■ AIM OF THE TASK
Lines holding the string "التي" are the ones to copy from this listing.

■ INPUT RECORDS
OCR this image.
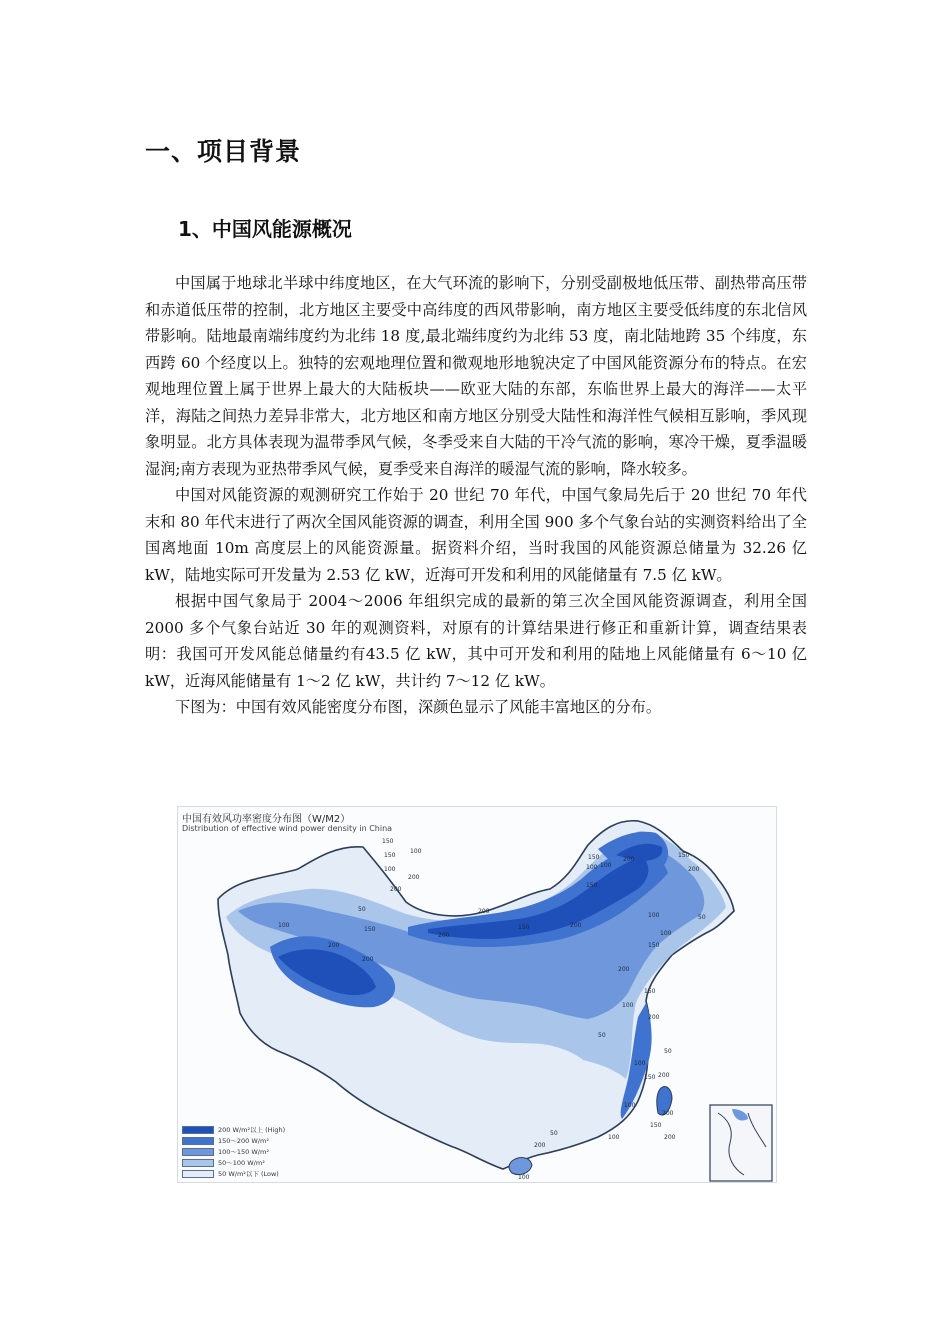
一、项目背景
1、中国风能源概况

中国属于地球北半球中纬度地区，在大气环流的影响下，分别受副极地低压带、副热带高压带和赤道低压带的控制，北方地区主要受中高纬度的西风带影响，南方地区主要受低纬度的东北信风带影响。陆地最南端纬度约为北纬 18 度,最北端纬度约为北纬 53 度，南北陆地跨 35 个纬度，东西跨 60 个经度以上。独特的宏观地理位置和微观地形地貌决定了中国风能资源分布的特点。在宏观地理位置上属于世界上最大的大陆板块——欧亚大陆的东部，东临世界上最大的海洋——太平洋，海陆之间热力差异非常大，北方地区和南方地区分别受大陆性和海洋性气候相互影响，季风现象明显。北方具体表现为温带季风气候，冬季受来自大陆的干冷气流的影响，寒冷干燥，夏季温暖湿润;南方表现为亚热带季风气候，夏季受来自海洋的暖湿气流的影响，降水较多。

中国对风能资源的观测研究工作始于 20 世纪 70 年代，中国气象局先后于 20 世纪 70 年代末和 80 年代末进行了两次全国风能资源的调查，利用全国 900 多个气象台站的实测资料给出了全国离地面 10m 高度层上的风能资源量。据资料介绍，当时我国的风能资源总储量为 32.26 亿 kW，陆地实际可开发量为 2.53 亿 kW，近海可开发和利用的风能储量有 7.5 亿 kW。

根据中国气象局于 2004～2006 年组织完成的最新的第三次全国风能资源调查，利用全国 2000 多个气象台站近 30 年的观测资料，对原有的计算结果进行修正和重新计算，调查结果表明：我国可开发风能总储量约有43.5 亿 kW，其中可开发和利用的陆地上风能储量有 6～10 亿 kW，近海风能储量有 1～2 亿 kW，共计约 7～12 亿 kW。

下图为：中国有效风能密度分布图，深颜色显示了风能丰富地区的分布。

中国有效风功率密度分布图（W/M2）
Distribution of effective wind power density in China
150
100
150
100
200
200
150
100
150
100
200
150
200
100	50
100
150
200
150
100
50
200
50
100
150 200
100
200
150
200
100
50
200
100
100
200
200
50
150
200
200
150	200
200 W/m²以上 (High)
150～200 W/m²
100～150 W/m²
50～100 W/m²
50 W/m²以下 (Low)
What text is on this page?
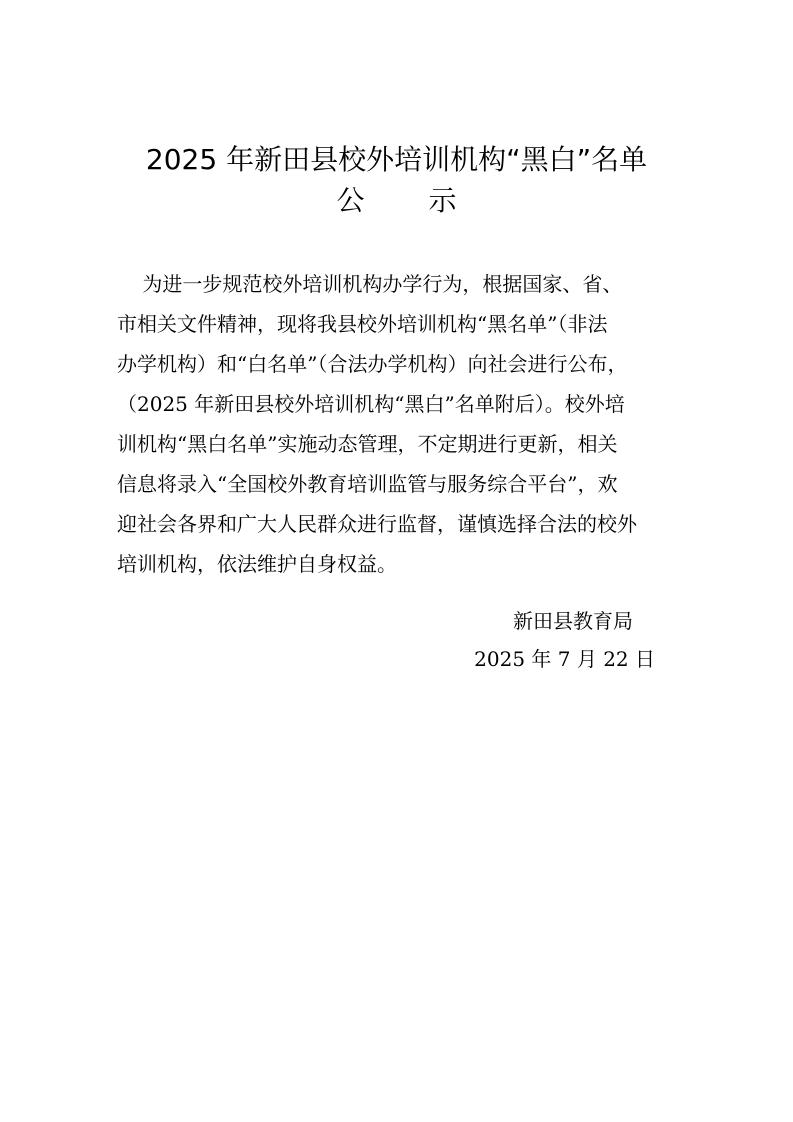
2025 年新田县校外培训机构“黑白”名单
公示
为进一步规范校外培训机构办学行为，根据国家、省、
市相关文件精神，现将我县校外培训机构“黑名单”（非法
办学机构）和“白名单”（合法办学机构）向社会进行公布，
（2025 年新田县校外培训机构“黑白”名单附后）。校外培
训机构“黑白名单”实施动态管理，不定期进行更新，相关
信息将录入“全国校外教育培训监管与服务综合平台”，欢
迎社会各界和广大人民群众进行监督，谨慎选择合法的校外
培训机构，依法维护自身权益。
新田县教育局
2025 年 7 月 22 日
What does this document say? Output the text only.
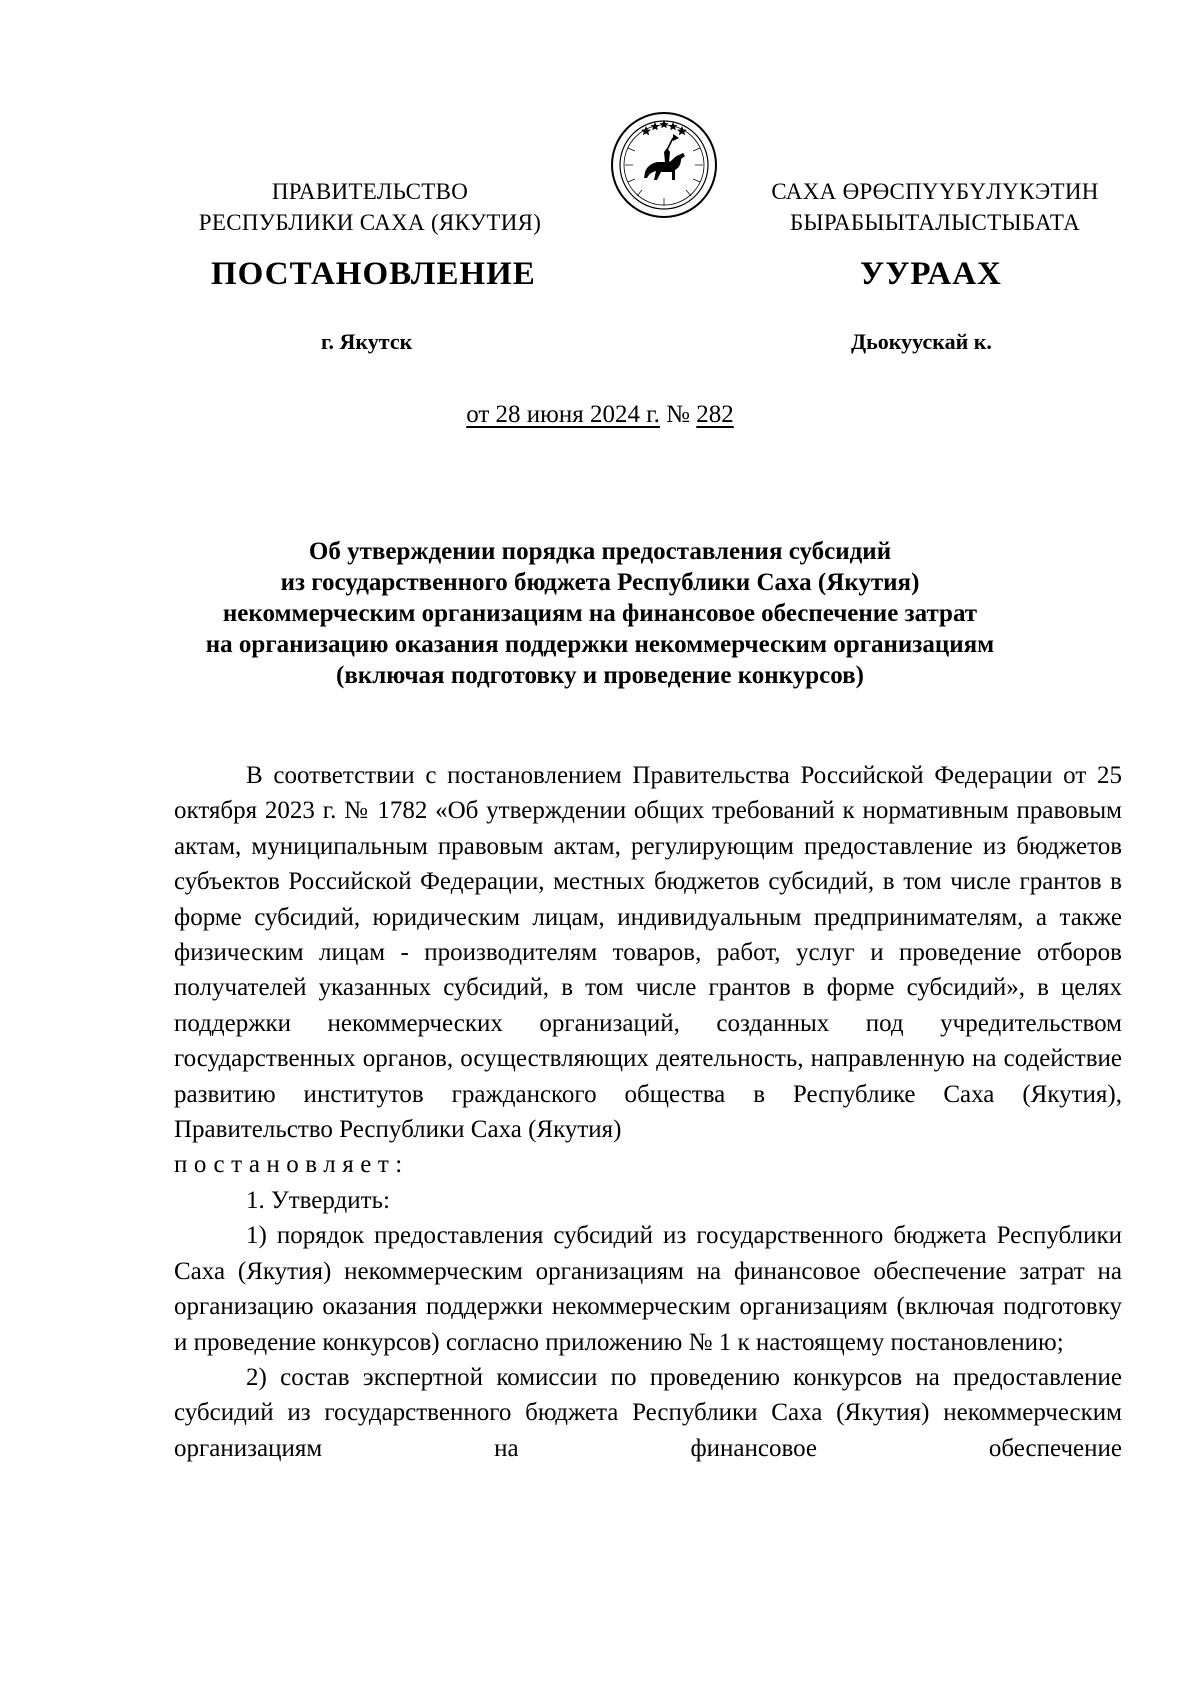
ПРАВИТЕЛЬСТВО
РЕСПУБЛИКИ САХА (ЯКУТИЯ)
САХА ӨРӨСПҮҮБҮЛҮКЭТИН
БЫРАБЫЫТАЛЫСТЫБАТА
ПОСТАНОВЛЕНИЕ	УУРААХ
г. Якутск	Дьокуускай к.
от 28 июня 2024 г. № 282
Об утверждении порядка предоставления субсидий
из государственного бюджета Республики Саха (Якутия)
некоммерческим организациям на финансовое обеспечение затрат
на организацию оказания поддержки некоммерческим организациям
(включая подготовку и проведение конкурсов)

В соответствии с постановлением Правительства Российской Федерации от 25 октября 2023 г. № 1782 «Об утверждении общих требований к нормативным правовым актам, муниципальным правовым актам, регулирующим предоставление из бюджетов субъектов Российской Федерации, местных бюджетов субсидий, в том числе грантов в форме субсидий, юридическим лицам, индивидуальным предпринимателям, а также физическим лицам - производителям товаров, работ, услуг и проведение отборов получателей указанных субсидий, в том числе грантов в форме субсидий», в целях поддержки некоммерческих организаций, созданных под учредительством государственных органов, осуществляющих деятельность, направленную на содействие развитию институтов гражданского общества в Республике Саха (Якутия), Правительство Республики Саха (Якутия)

постановляет:

1. Утвердить:

1) порядок предоставления субсидий из государственного бюджета Республики Саха (Якутия) некоммерческим организациям на финансовое обеспечение затрат на организацию оказания поддержки некоммерческим организациям (включая подготовку и проведение конкурсов) согласно приложению № 1 к настоящему постановлению;

2) состав экспертной комиссии по проведению конкурсов на предоставление субсидий из государственного бюджета Республики Саха (Якутия) некоммерческим организациям на финансовое обеспечение
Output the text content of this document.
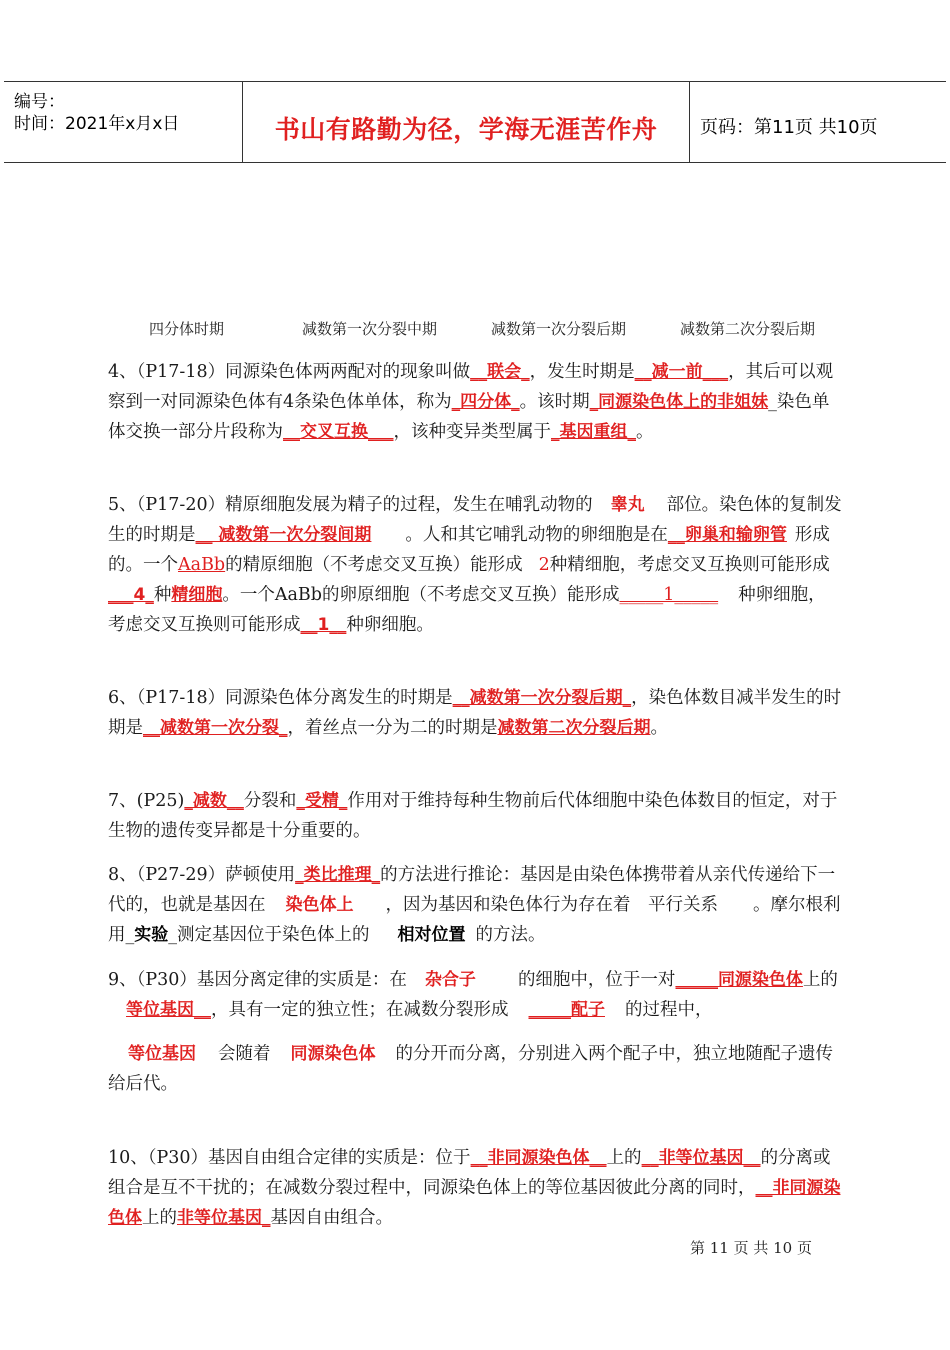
编号：
时间：2021年x月x日	书山有路勤为径，学海无涯苦作舟	页码：第11页 共10页
四分体时期	减数第一次分裂中期	减数第一次分裂后期	减数第二次分裂后期
4、（P17-18）同源染色体两两配对的现象叫做__联会_，发生时期是__减一前___，其后可以观察到一对同源染色体有4条染色体单体，称为_四分体_。该时期_同源染色体上的非姐妹_染色单体交换一部分片段称为__交叉互换___，该种变异类型属于_基因重组_。
5、（P17-20）精原细胞发展为精子的过程，发生在哺乳动物的 睾丸 部位。染色体的复制发生的时期是__ 减数第一次分裂间期 。人和其它哺乳动物的卵细胞是在__卵巢和输卵管 形成的。一个AaBb的精原细胞（不考虑交叉互换）能形成 2种精细胞，考虑交叉互换则可能形成___4_种精细胞。一个AaBb的卵原细胞（不考虑交叉互换）能形成_____1_____ 种卵细胞，考虑交叉互换则可能形成__1__种卵细胞。
6、（P17-18）同源染色体分离发生的时期是__减数第一次分裂后期_，染色体数目减半发生的时期是__减数第一次分裂_，着丝点一分为二的时期是减数第二次分裂后期。
7、(P25)_减数__分裂和_受精_作用对于维持每种生物前后代体细胞中染色体数目的恒定，对于生物的遗传变异都是十分重要的。
8、（P27-29）萨顿使用_类比推理_的方法进行推论：基因是由染色体携带着从亲代传递给下一代的，也就是基因在 染色体上 ，因为基因和染色体行为存在着　平行关系　　。摩尔根利用_实验_测定基因位于染色体上的 相对位置 的方法。
9、（P30）基因分离定律的实质是：在 杂合子 的细胞中，位于一对_____同源染色体上的等位基因__，具有一定的独立性；在减数分裂形成 _____配子 的过程中，
等位基因 会随着 同源染色体 的分开而分离，分别进入两个配子中，独立地随配子遗传给后代。
10、（P30）基因自由组合定律的实质是：位于__非同源染色体__上的__非等位基因__的分离或组合是互不干扰的；在减数分裂过程中，同源染色体上的等位基因彼此分离的同时，__非同源染色体上的非等位基因_基因自由组合。
第 11 页 共 10 页
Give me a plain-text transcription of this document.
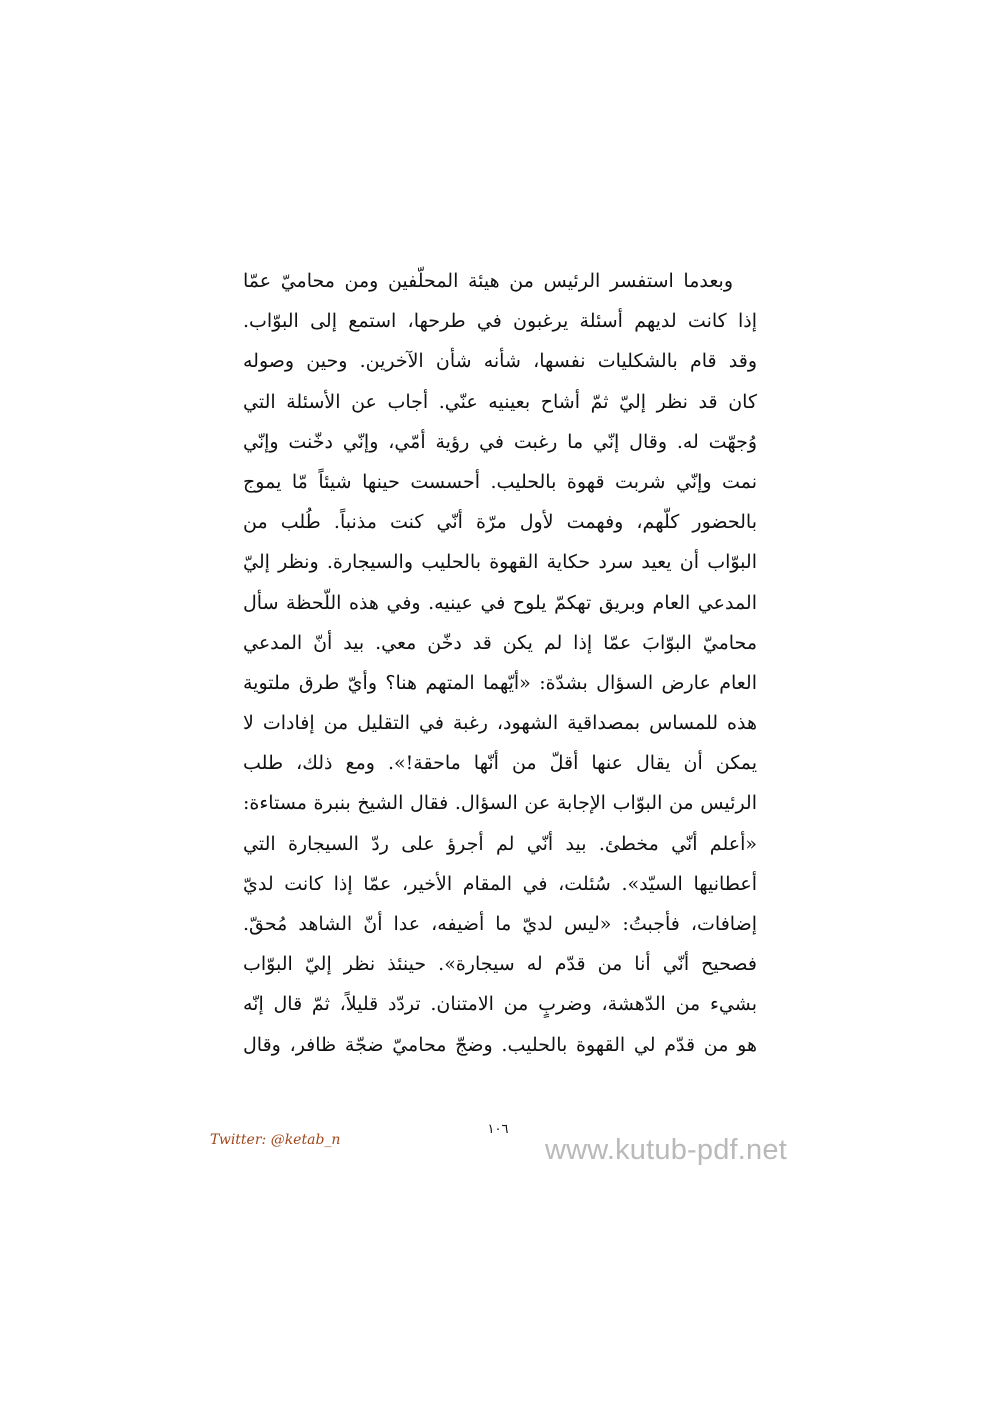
وبعدما استفسر الرئيس من هيئة المحلّفين ومن محاميّ عمّا
إذا كانت لديهم أسئلة يرغبون في طرحها، استمع إلى البوّاب.
وقد قام بالشكليات نفسها، شأنه شأن الآخرين. وحين وصوله
كان قد نظر إليّ ثمّ أشاح بعينيه عنّي. أجاب عن الأسئلة التي
وُجهّت له. وقال إنّي ما رغبت في رؤية أمّي، وإنّي دخّنت وإنّي
نمت وإنّي شربت قهوة بالحليب. أحسست حينها شيئاً مّا يموج
بالحضور كلّهم، وفهمت لأول مرّة أنّي كنت مذنباً. طُلب من
البوّاب أن يعيد سرد حكاية القهوة بالحليب والسيجارة. ونظر إليّ
المدعي العام وبريق تهكمّ يلوح في عينيه. وفي هذه اللّحظة سأل
محاميّ البوّابَ عمّا إذا لم يكن قد دخّن معي. بيد أنّ المدعي
العام عارض السؤال بشدّة: «أيّهما المتهم هنا؟ وأيّ طرق ملتوية
هذه للمساس بمصداقية الشهود، رغبة في التقليل من إفادات لا
يمكن أن يقال عنها أقلّ من أنّها ماحقة!». ومع ذلك، طلب
الرئيس من البوّاب الإجابة عن السؤال. فقال الشيخ بنبرة مستاءة:
«أعلم أنّي مخطئ. بيد أنّي لم أجرؤ على ردّ السيجارة التي
أعطانيها السيّد». سُئلت، في المقام الأخير، عمّا إذا كانت لديّ
إضافات، فأجبتُ: «ليس لديّ ما أضيفه، عدا أنّ الشاهد مُحقّ.
فصحيح أنّي أنا من قدّم له سيجارة». حينئذ نظر إليّ البوّاب
بشيء من الدّهشة، وضربٍ من الامتنان. تردّد قليلاً، ثمّ قال إنّه
هو من قدّم لي القهوة بالحليب. وضجّ محاميّ ضجّة ظافر، وقال
١٠٦
Twitter: @ketab_n	www.kutub-pdf.net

■ CORRECT RESULT
كان قد نظر إليّ ثمّ أشاح بعينيه عنّي. أجاب عن الأسئلة التي
«أعلم أنّي مخطئ. بيد أنّي لم أجرؤ على ردّ السيجارة التي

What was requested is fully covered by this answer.